======== Source material

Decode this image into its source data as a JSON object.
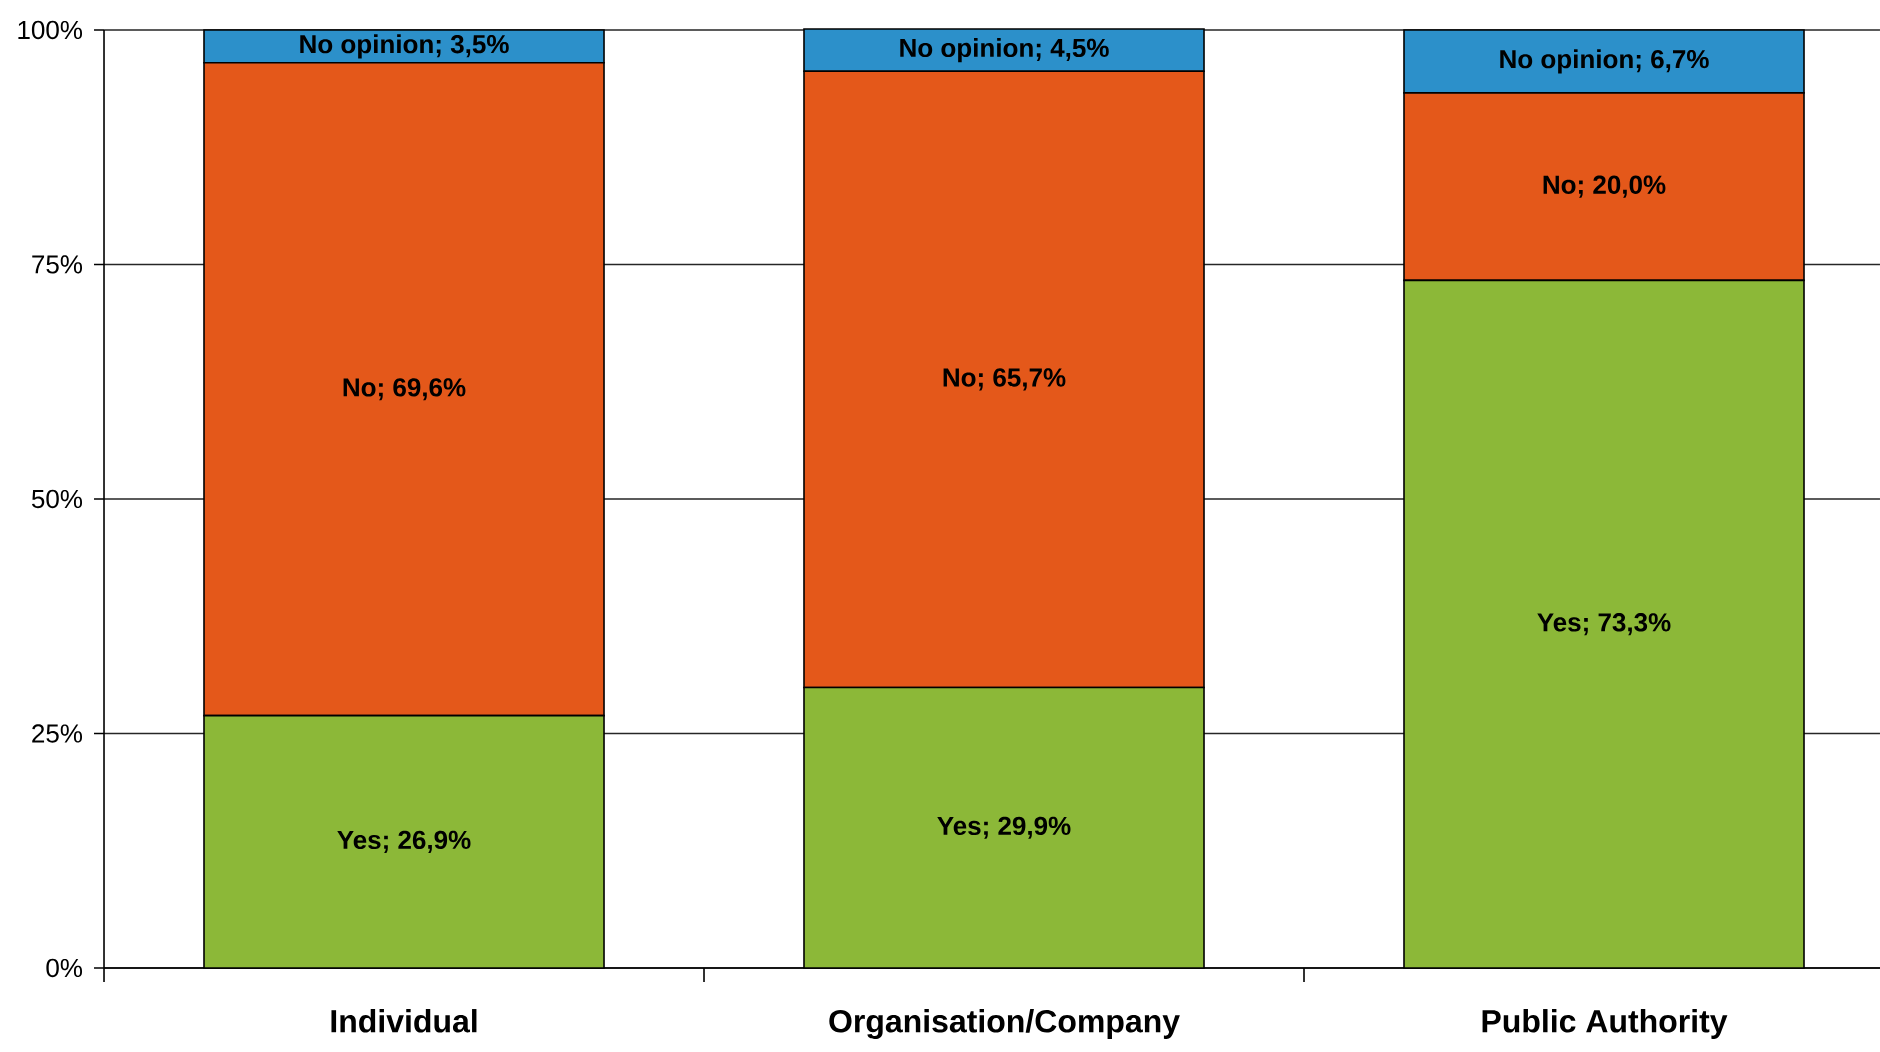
{
  "chart_data": {
    "type": "bar",
    "stacked": true,
    "categories": [
      "Individual",
      "Organisation/Company",
      "Public Authority"
    ],
    "series": [
      {
        "color": "#8cb838",
        "values": [
          26.9,
          29.9,
          73.3
        ],
        "value_labels": [
          "Yes; 26,9%",
          "Yes; 29,9%",
          "Yes; 73,3%"
        ]
      },
      {
        "color": "#e4581a",
        "values": [
          69.6,
          65.7,
          20.0
        ],
        "value_labels": [
          "No; 69,6%",
          "No; 65,7%",
          "No; 20,0%"
        ]
      },
      {
        "color": "#2c90ca",
        "values": [
          3.5,
          4.5,
          6.7
        ],
        "value_labels": [
          "No opinion; 3,5%",
          "No opinion; 4,5%",
          "No opinion; 6,7%"
        ]
      }
    ],
    "ylim": [
      0,
      100
    ],
    "yticks": [
      {
        "value": 0,
        "label": "0%"
      },
      {
        "value": 25,
        "label": "25%"
      },
      {
        "value": 50,
        "label": "50%"
      },
      {
        "value": 75,
        "label": "75%"
      },
      {
        "value": 100,
        "label": "100%"
      }
    ],
    "grid": "y"
  }
}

================

Exercise description> Search the data above for the string "color" and return every line that has it.

Solution for this exercise>
        "color": "#8cb838",
        "color": "#e4581a",
        "color": "#2c90ca",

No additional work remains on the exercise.